- [Written instruction]:
Restate each of the lines given below, word for word.

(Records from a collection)
· · · · · · ·
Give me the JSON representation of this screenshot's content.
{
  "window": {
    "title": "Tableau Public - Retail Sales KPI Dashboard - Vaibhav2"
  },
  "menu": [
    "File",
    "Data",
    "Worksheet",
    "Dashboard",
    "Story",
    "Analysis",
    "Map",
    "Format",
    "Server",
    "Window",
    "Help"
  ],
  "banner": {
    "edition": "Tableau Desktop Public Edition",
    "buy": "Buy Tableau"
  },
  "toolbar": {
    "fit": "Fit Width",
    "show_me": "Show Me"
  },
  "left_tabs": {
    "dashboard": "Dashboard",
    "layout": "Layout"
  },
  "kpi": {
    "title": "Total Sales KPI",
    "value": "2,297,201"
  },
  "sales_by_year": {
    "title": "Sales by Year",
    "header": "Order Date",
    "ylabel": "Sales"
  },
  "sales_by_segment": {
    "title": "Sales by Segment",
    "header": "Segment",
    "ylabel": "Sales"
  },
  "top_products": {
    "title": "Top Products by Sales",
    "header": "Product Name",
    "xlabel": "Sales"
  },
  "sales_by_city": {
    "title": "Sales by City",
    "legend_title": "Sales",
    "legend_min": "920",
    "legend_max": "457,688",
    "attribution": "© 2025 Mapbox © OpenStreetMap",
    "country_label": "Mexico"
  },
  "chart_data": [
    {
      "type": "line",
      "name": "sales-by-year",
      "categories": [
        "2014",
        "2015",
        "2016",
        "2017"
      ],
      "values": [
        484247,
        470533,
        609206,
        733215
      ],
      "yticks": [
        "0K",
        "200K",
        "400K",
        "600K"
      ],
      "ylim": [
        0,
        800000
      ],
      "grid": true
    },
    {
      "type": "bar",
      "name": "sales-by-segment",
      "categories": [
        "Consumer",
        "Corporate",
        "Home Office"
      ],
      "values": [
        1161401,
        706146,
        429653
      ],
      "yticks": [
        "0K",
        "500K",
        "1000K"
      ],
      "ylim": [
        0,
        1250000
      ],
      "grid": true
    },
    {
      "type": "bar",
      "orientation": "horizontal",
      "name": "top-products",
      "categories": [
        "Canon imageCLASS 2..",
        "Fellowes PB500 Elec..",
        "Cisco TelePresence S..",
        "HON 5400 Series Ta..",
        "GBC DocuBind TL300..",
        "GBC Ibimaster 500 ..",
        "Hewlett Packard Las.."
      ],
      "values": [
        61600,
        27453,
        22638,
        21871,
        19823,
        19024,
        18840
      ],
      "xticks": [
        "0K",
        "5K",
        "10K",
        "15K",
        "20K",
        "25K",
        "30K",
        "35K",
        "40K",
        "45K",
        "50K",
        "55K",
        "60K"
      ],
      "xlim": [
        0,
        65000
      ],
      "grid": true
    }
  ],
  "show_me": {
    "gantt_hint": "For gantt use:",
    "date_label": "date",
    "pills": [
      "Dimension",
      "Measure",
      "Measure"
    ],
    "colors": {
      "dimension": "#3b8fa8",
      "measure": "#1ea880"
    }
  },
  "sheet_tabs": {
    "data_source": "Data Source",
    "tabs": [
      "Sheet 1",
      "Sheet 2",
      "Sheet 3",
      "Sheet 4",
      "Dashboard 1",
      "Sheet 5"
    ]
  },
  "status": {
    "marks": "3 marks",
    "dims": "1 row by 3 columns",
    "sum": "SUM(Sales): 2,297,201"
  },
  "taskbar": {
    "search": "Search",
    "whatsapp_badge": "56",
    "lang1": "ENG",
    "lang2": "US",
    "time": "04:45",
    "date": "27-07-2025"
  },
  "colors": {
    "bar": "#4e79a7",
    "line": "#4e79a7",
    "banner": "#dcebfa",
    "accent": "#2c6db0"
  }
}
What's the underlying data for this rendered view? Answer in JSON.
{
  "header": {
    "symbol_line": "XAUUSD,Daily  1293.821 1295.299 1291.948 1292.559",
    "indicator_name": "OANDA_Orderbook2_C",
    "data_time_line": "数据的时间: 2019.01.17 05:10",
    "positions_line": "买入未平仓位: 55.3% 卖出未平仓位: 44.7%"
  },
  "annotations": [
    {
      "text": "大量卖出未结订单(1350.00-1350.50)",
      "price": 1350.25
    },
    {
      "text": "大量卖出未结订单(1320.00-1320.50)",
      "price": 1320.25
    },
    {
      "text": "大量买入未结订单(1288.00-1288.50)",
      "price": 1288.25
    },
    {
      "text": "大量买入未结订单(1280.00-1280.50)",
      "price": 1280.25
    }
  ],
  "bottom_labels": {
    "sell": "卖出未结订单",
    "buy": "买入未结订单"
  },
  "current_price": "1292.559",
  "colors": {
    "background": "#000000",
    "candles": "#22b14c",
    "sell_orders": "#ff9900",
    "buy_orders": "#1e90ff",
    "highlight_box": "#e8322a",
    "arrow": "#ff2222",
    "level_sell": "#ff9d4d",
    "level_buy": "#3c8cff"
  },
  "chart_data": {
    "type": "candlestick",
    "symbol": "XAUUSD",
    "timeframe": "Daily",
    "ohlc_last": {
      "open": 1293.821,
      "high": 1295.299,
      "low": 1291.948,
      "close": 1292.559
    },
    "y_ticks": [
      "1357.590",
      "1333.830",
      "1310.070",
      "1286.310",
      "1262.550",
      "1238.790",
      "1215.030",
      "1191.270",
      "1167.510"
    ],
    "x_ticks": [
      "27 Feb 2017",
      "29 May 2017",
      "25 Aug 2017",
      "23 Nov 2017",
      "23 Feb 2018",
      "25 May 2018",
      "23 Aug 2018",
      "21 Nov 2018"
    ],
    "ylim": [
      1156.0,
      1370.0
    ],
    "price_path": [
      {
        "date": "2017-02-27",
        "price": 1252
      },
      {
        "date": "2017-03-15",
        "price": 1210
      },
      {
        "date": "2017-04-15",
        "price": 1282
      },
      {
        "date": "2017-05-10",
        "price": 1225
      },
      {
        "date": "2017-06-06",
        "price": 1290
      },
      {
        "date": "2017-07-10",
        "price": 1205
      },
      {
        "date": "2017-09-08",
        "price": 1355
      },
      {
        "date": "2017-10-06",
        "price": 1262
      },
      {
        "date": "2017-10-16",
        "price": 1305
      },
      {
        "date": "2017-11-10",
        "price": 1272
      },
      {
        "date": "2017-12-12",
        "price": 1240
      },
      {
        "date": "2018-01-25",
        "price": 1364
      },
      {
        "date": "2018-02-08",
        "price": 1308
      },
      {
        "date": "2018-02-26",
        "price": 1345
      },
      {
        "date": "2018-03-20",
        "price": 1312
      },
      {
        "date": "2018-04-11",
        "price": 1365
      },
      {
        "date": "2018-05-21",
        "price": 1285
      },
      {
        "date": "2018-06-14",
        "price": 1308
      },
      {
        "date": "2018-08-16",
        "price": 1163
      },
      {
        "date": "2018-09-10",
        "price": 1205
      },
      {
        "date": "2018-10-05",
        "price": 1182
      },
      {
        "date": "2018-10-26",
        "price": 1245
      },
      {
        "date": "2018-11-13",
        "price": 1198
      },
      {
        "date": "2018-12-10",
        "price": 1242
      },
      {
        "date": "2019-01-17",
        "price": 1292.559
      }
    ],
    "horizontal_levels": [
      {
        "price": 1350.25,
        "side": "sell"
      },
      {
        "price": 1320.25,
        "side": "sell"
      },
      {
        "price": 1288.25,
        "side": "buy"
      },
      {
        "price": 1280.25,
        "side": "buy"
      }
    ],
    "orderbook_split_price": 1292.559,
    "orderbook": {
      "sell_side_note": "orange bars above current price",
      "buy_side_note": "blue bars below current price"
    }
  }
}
· · · · · · ·
- [Problem solution]:
Give me the JSON representation of this screenshot's content.
{
  "window": {
    "title": "Tableau Public - Retail Sales KPI Dashboard - Vaibhav2"
  },
  "menu": [
    "File",
    "Data",
    "Worksheet",
    "Dashboard",
    "Story",
    "Analysis",
    "Map",
    "Format",
    "Server",
    "Window",
    "Help"
  ],
  "banner": {
    "edition": "Tableau Desktop Public Edition",
    "buy": "Buy Tableau"
  },
  "toolbar": {
    "fit": "Fit Width",
    "show_me": "Show Me"
  },
  "left_tabs": {
    "dashboard": "Dashboard",
    "layout": "Layout"
  },
  "kpi": {
    "title": "Total Sales KPI",
    "value": "2,297,201"
  },
  "sales_by_year": {
    "title": "Sales by Year",
    "header": "Order Date",
    "ylabel": "Sales"
  },
  "sales_by_segment": {
    "title": "Sales by Segment",
    "header": "Segment",
    "ylabel": "Sales"
  },
  "top_products": {
    "title": "Top Products by Sales",
    "header": "Product Name",
    "xlabel": "Sales"
  },
  "sales_by_city": {
    "title": "Sales by City",
    "legend_title": "Sales",
    "legend_min": "920",
    "legend_max": "457,688",
    "attribution": "© 2025 Mapbox © OpenStreetMap",
    "country_label": "Mexico"
  },
  "chart_data": [
    {
      "type": "line",
      "name": "sales-by-year",
      "categories": [
        "2014",
        "2015",
        "2016",
        "2017"
      ],
      "values": [
        484247,
        470533,
        609206,
        733215
      ],
      "yticks": [
        "0K",
        "200K",
        "400K",
        "600K"
      ],
      "ylim": [
        0,
        800000
      ],
      "grid": true
    },
    {
      "type": "bar",
      "name": "sales-by-segment",
      "categories": [
        "Consumer",
        "Corporate",
        "Home Office"
      ],
      "values": [
        1161401,
        706146,
        429653
      ],
      "yticks": [
        "0K",
        "500K",
        "1000K"
      ],
      "ylim": [
        0,
        1250000
      ],
      "grid": true
    },
    {
      "type": "bar",
      "orientation": "horizontal",
      "name": "top-products",
      "categories": [
        "Canon imageCLASS 2..",
        "Fellowes PB500 Elec..",
        "Cisco TelePresence S..",
        "HON 5400 Series Ta..",
        "GBC DocuBind TL300..",
        "GBC Ibimaster 500 ..",
        "Hewlett Packard Las.."
      ],
      "values": [
        61600,
        27453,
        22638,
        21871,
        19823,
        19024,
        18840
      ],
      "xticks": [
        "0K",
        "5K",
        "10K",
        "15K",
        "20K",
        "25K",
        "30K",
        "35K",
        "40K",
        "45K",
        "50K",
        "55K",
        "60K"
      ],
      "xlim": [
        0,
        65000
      ],
      "grid": true
    }
  ],
  "show_me": {
    "gantt_hint": "For gantt use:",
    "date_label": "date",
    "pills": [
      "Dimension",
      "Measure",
      "Measure"
    ],
    "colors": {
      "dimension": "#3b8fa8",
      "measure": "#1ea880"
    }
  },
  "sheet_tabs": {
    "data_source": "Data Source",
    "tabs": [
      "Sheet 1",
      "Sheet 2",
      "Sheet 3",
      "Sheet 4",
      "Dashboard 1",
      "Sheet 5"
    ]
  },
  "status": {
    "marks": "3 marks",
    "dims": "1 row by 3 columns",
    "sum": "SUM(Sales): 2,297,201"
  },
  "taskbar": {
    "search": "Search",
    "whatsapp_badge": "56",
    "lang1": "ENG",
    "lang2": "US",
    "time": "04:45",
    "date": "27-07-2025"
  },
  "colors": {
    "bar": "#4e79a7",
    "line": "#4e79a7",
    "banner": "#dcebfa",
    "accent": "#2c6db0"
  }
}
What's the underlying data for this rendered view? Answer in JSON.
{
  "header": {
    "symbol_line": "XAUUSD,Daily  1293.821 1295.299 1291.948 1292.559",
    "indicator_name": "OANDA_Orderbook2_C",
    "data_time_line": "数据的时间: 2019.01.17 05:10",
    "positions_line": "买入未平仓位: 55.3% 卖出未平仓位: 44.7%"
  },
  "annotations": [
    {
      "text": "大量卖出未结订单(1350.00-1350.50)",
      "price": 1350.25
    },
    {
      "text": "大量卖出未结订单(1320.00-1320.50)",
      "price": 1320.25
    },
    {
      "text": "大量买入未结订单(1288.00-1288.50)",
      "price": 1288.25
    },
    {
      "text": "大量买入未结订单(1280.00-1280.50)",
      "price": 1280.25
    }
  ],
  "bottom_labels": {
    "sell": "卖出未结订单",
    "buy": "买入未结订单"
  },
  "current_price": "1292.559",
  "colors": {
    "background": "#000000",
    "candles": "#22b14c",
    "sell_orders": "#ff9900",
    "buy_orders": "#1e90ff",
    "highlight_box": "#e8322a",
    "arrow": "#ff2222",
    "level_sell": "#ff9d4d",
    "level_buy": "#3c8cff"
  },
  "chart_data": {
    "type": "candlestick",
    "symbol": "XAUUSD",
    "timeframe": "Daily",
    "ohlc_last": {
      "open": 1293.821,
      "high": 1295.299,
      "low": 1291.948,
      "close": 1292.559
    },
    "y_ticks": [
      "1357.590",
      "1333.830",
      "1310.070",
      "1286.310",
      "1262.550",
      "1238.790",
      "1215.030",
      "1191.270",
      "1167.510"
    ],
    "x_ticks": [
      "27 Feb 2017",
      "29 May 2017",
      "25 Aug 2017",
      "23 Nov 2017",
      "23 Feb 2018",
      "25 May 2018",
      "23 Aug 2018",
      "21 Nov 2018"
    ],
    "ylim": [
      1156.0,
      1370.0
    ],
    "price_path": [
      {
        "date": "2017-02-27",
        "price": 1252
      },
      {
        "date": "2017-03-15",
        "price": 1210
      },
      {
        "date": "2017-04-15",
        "price": 1282
      },
      {
        "date": "2017-05-10",
        "price": 1225
      },
      {
        "date": "2017-06-06",
        "price": 1290
      },
      {
        "date": "2017-07-10",
        "price": 1205
      },
      {
        "date": "2017-09-08",
        "price": 1355
      },
      {
        "date": "2017-10-06",
        "price": 1262
      },
      {
        "date": "2017-10-16",
        "price": 1305
      },
      {
        "date": "2017-11-10",
        "price": 1272
      },
      {
        "date": "2017-12-12",
        "price": 1240
      },
      {
        "date": "2018-01-25",
        "price": 1364
      },
      {
        "date": "2018-02-08",
        "price": 1308
      },
      {
        "date": "2018-02-26",
        "price": 1345
      },
      {
        "date": "2018-03-20",
        "price": 1312
      },
      {
        "date": "2018-04-11",
        "price": 1365
      },
      {
        "date": "2018-05-21",
        "price": 1285
      },
      {
        "date": "2018-06-14",
        "price": 1308
      },
      {
        "date": "2018-08-16",
        "price": 1163
      },
      {
        "date": "2018-09-10",
        "price": 1205
      },
      {
        "date": "2018-10-05",
        "price": 1182
      },
      {
        "date": "2018-10-26",
        "price": 1245
      },
      {
        "date": "2018-11-13",
        "price": 1198
      },
      {
        "date": "2018-12-10",
        "price": 1242
      },
      {
        "date": "2019-01-17",
        "price": 1292.559
      }
    ],
    "horizontal_levels": [
      {
        "price": 1350.25,
        "side": "sell"
      },
      {
        "price": 1320.25,
        "side": "sell"
      },
      {
        "price": 1288.25,
        "side": "buy"
      },
      {
        "price": 1280.25,
        "side": "buy"
      }
    ],
    "orderbook_split_price": 1292.559,
    "orderbook": {
      "sell_side_note": "orange bars above current price",
      "buy_side_note": "blue bars below current price"
    }
  }
}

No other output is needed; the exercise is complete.